Required work
With the images removed, repeat the data below exactly.

Stored records

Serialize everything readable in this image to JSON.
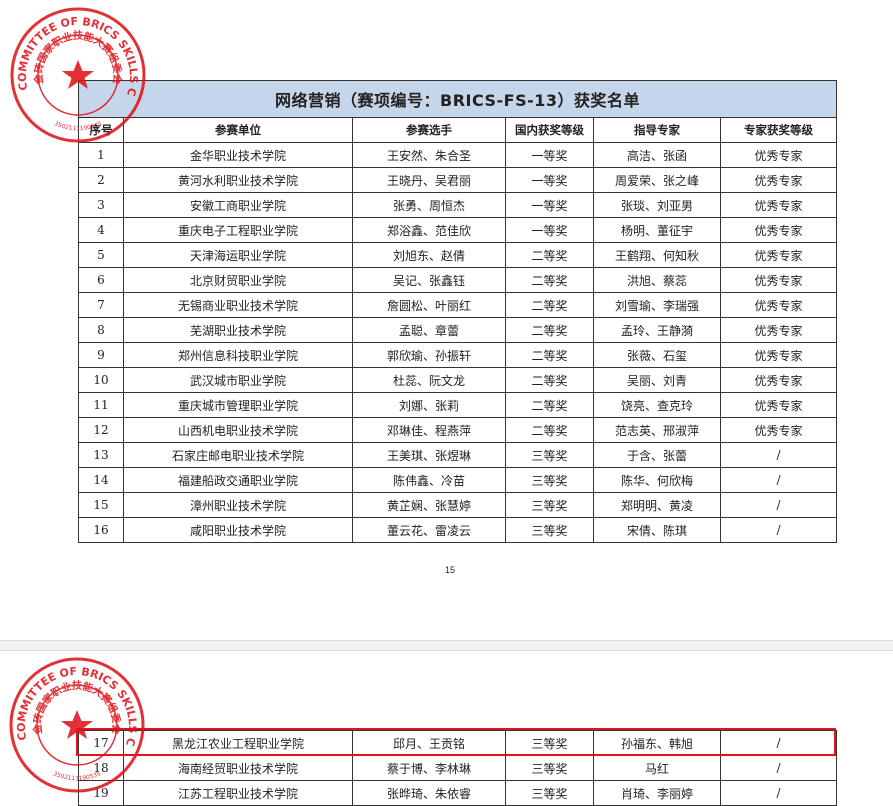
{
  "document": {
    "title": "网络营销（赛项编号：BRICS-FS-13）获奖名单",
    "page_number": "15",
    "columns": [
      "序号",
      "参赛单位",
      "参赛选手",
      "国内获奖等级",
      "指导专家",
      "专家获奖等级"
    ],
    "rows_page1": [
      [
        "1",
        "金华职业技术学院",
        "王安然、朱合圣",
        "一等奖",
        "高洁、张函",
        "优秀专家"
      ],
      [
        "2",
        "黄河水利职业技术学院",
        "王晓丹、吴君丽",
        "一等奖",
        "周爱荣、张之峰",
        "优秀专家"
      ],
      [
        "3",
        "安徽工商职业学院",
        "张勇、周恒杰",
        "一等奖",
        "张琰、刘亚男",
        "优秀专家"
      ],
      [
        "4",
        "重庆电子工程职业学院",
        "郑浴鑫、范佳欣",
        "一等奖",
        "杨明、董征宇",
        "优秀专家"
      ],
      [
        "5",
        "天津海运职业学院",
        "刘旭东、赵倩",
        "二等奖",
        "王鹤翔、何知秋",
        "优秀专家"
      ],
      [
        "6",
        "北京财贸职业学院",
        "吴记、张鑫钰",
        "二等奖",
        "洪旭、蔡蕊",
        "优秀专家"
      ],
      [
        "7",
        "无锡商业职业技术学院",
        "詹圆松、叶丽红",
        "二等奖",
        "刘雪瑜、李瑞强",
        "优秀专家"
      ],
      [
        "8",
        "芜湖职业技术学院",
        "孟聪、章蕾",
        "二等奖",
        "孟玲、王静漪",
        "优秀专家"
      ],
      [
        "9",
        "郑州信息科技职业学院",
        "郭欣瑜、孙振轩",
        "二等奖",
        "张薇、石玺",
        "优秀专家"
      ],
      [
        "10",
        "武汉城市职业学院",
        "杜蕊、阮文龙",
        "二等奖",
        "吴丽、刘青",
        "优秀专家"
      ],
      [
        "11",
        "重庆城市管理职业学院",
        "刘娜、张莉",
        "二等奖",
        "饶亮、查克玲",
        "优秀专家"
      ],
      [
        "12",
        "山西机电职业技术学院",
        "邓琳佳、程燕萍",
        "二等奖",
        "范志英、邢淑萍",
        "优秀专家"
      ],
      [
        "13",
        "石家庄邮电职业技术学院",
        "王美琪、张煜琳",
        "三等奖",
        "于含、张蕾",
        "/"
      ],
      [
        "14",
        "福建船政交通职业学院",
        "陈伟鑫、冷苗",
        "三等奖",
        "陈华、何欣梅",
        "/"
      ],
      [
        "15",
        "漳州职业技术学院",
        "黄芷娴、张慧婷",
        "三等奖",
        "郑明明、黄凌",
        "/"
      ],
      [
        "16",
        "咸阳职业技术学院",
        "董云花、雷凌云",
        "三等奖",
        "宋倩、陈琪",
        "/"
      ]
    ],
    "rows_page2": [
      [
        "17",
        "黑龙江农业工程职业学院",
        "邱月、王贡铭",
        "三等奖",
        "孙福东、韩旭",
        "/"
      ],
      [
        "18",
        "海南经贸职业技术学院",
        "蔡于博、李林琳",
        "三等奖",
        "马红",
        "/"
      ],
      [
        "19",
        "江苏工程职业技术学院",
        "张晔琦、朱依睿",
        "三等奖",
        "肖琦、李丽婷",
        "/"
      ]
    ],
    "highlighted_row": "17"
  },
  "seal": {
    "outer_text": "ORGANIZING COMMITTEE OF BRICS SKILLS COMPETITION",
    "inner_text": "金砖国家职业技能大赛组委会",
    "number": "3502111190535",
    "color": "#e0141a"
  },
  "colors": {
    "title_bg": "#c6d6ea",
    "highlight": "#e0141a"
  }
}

Written reply
Serialize everything readable in this image to JSON.
{
  "document": {
    "title": "网络营销（赛项编号：BRICS-FS-13）获奖名单",
    "page_number": "15",
    "columns": [
      "序号",
      "参赛单位",
      "参赛选手",
      "国内获奖等级",
      "指导专家",
      "专家获奖等级"
    ],
    "rows_page1": [
      [
        "1",
        "金华职业技术学院",
        "王安然、朱合圣",
        "一等奖",
        "高洁、张函",
        "优秀专家"
      ],
      [
        "2",
        "黄河水利职业技术学院",
        "王晓丹、吴君丽",
        "一等奖",
        "周爱荣、张之峰",
        "优秀专家"
      ],
      [
        "3",
        "安徽工商职业学院",
        "张勇、周恒杰",
        "一等奖",
        "张琰、刘亚男",
        "优秀专家"
      ],
      [
        "4",
        "重庆电子工程职业学院",
        "郑浴鑫、范佳欣",
        "一等奖",
        "杨明、董征宇",
        "优秀专家"
      ],
      [
        "5",
        "天津海运职业学院",
        "刘旭东、赵倩",
        "二等奖",
        "王鹤翔、何知秋",
        "优秀专家"
      ],
      [
        "6",
        "北京财贸职业学院",
        "吴记、张鑫钰",
        "二等奖",
        "洪旭、蔡蕊",
        "优秀专家"
      ],
      [
        "7",
        "无锡商业职业技术学院",
        "詹圆松、叶丽红",
        "二等奖",
        "刘雪瑜、李瑞强",
        "优秀专家"
      ],
      [
        "8",
        "芜湖职业技术学院",
        "孟聪、章蕾",
        "二等奖",
        "孟玲、王静漪",
        "优秀专家"
      ],
      [
        "9",
        "郑州信息科技职业学院",
        "郭欣瑜、孙振轩",
        "二等奖",
        "张薇、石玺",
        "优秀专家"
      ],
      [
        "10",
        "武汉城市职业学院",
        "杜蕊、阮文龙",
        "二等奖",
        "吴丽、刘青",
        "优秀专家"
      ],
      [
        "11",
        "重庆城市管理职业学院",
        "刘娜、张莉",
        "二等奖",
        "饶亮、查克玲",
        "优秀专家"
      ],
      [
        "12",
        "山西机电职业技术学院",
        "邓琳佳、程燕萍",
        "二等奖",
        "范志英、邢淑萍",
        "优秀专家"
      ],
      [
        "13",
        "石家庄邮电职业技术学院",
        "王美琪、张煜琳",
        "三等奖",
        "于含、张蕾",
        "/"
      ],
      [
        "14",
        "福建船政交通职业学院",
        "陈伟鑫、冷苗",
        "三等奖",
        "陈华、何欣梅",
        "/"
      ],
      [
        "15",
        "漳州职业技术学院",
        "黄芷娴、张慧婷",
        "三等奖",
        "郑明明、黄凌",
        "/"
      ],
      [
        "16",
        "咸阳职业技术学院",
        "董云花、雷凌云",
        "三等奖",
        "宋倩、陈琪",
        "/"
      ]
    ],
    "rows_page2": [
      [
        "17",
        "黑龙江农业工程职业学院",
        "邱月、王贡铭",
        "三等奖",
        "孙福东、韩旭",
        "/"
      ],
      [
        "18",
        "海南经贸职业技术学院",
        "蔡于博、李林琳",
        "三等奖",
        "马红",
        "/"
      ],
      [
        "19",
        "江苏工程职业技术学院",
        "张晔琦、朱依睿",
        "三等奖",
        "肖琦、李丽婷",
        "/"
      ]
    ],
    "highlighted_row": "17"
  },
  "seal": {
    "outer_text": "ORGANIZING COMMITTEE OF BRICS SKILLS COMPETITION",
    "inner_text": "金砖国家职业技能大赛组委会",
    "number": "3502111190535",
    "color": "#e0141a"
  },
  "colors": {
    "title_bg": "#c6d6ea",
    "highlight": "#e0141a"
  }
}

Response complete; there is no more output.